## What you should do:
Check every line of the data below for the string "Калининград", and copy the ones that hold it.

## Supplied records:
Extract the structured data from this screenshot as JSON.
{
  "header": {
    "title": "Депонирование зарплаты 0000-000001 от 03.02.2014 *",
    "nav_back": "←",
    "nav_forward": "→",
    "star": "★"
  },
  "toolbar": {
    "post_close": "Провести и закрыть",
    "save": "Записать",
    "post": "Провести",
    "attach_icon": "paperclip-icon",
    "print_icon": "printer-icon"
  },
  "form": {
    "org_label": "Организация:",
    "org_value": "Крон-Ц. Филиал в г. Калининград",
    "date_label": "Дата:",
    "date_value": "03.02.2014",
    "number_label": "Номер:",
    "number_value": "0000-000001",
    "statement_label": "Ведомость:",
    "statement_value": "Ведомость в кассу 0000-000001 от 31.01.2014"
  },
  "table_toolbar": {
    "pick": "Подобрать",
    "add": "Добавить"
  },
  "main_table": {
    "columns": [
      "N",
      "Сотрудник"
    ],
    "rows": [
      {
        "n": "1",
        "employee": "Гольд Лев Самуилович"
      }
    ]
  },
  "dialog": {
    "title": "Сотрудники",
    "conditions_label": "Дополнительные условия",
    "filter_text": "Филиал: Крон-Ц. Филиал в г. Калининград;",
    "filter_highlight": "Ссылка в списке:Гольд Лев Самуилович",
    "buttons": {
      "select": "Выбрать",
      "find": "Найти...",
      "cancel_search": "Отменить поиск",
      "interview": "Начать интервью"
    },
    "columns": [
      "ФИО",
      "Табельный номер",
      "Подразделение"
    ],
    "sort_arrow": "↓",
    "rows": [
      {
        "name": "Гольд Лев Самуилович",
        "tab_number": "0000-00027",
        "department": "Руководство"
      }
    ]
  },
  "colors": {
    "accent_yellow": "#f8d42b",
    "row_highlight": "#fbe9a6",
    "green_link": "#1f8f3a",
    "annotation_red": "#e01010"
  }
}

## Full response:
    "org_value": "Крон-Ц. Филиал в г. Калининград",
    "filter_text": "Филиал: Крон-Ц. Филиал в г. Калининград;",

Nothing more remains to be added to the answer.